WHAT YOU SHOULD DO =>
In the material below, find each line holding the string "شاخص" and copy it.

↓↓↓

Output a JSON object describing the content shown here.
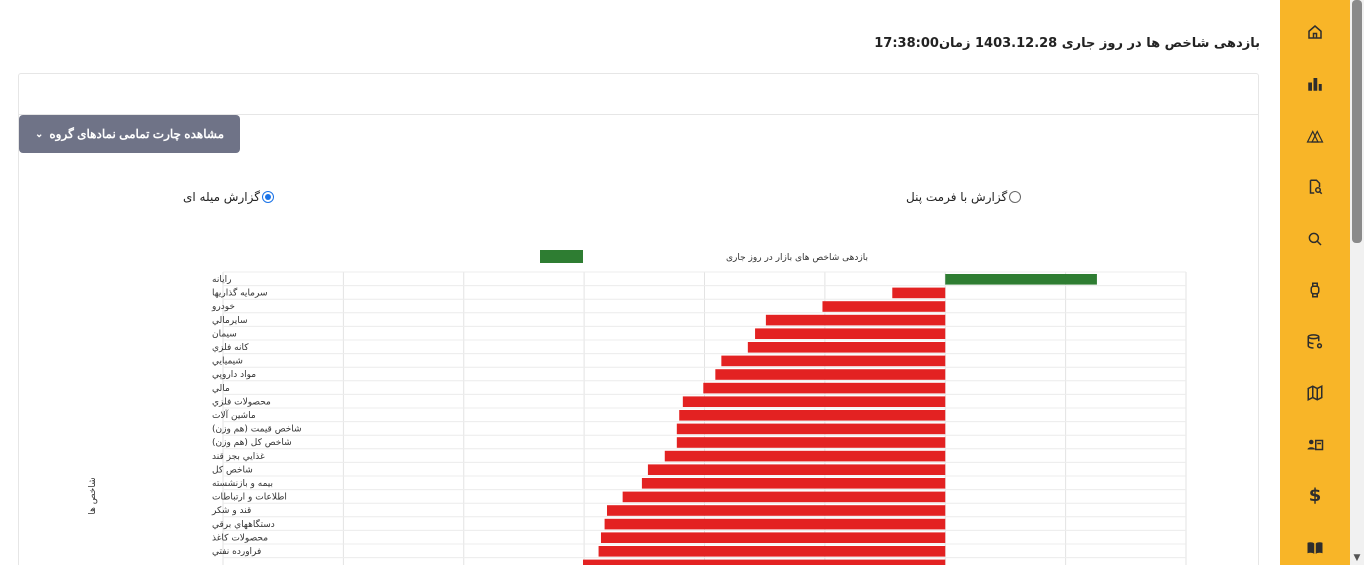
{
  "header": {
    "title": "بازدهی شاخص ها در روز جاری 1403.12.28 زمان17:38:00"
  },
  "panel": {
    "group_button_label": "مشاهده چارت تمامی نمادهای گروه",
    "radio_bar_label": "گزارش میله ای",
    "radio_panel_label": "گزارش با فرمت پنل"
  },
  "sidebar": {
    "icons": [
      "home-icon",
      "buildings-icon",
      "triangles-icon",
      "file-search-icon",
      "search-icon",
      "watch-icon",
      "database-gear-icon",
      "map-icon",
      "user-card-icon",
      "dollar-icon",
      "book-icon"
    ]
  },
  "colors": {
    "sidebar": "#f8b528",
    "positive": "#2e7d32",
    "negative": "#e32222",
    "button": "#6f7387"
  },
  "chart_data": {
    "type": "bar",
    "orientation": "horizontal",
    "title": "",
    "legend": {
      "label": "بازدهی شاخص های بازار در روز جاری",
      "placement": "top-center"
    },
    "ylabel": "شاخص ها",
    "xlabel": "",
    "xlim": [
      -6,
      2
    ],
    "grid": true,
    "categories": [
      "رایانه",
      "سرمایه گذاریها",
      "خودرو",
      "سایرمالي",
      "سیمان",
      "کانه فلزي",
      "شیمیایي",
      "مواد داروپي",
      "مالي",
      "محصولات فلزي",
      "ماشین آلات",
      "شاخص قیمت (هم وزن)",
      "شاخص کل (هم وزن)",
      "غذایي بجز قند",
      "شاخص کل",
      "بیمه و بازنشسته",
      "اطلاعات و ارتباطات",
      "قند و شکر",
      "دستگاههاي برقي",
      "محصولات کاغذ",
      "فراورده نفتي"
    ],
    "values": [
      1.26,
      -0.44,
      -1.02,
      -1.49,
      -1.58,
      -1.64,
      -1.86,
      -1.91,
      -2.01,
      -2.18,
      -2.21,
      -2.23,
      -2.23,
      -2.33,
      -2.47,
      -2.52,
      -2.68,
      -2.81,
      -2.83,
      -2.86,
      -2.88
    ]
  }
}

↑↑↑

RESULT =>
    "title": "بازدهی شاخص ها در روز جاری 1403.12.28 زمان17:38:00"
      "label": "بازدهی شاخص های بازار در روز جاری",
    "ylabel": "شاخص ها",
      "شاخص قیمت (هم وزن)",
      "شاخص کل (هم وزن)",
      "شاخص کل",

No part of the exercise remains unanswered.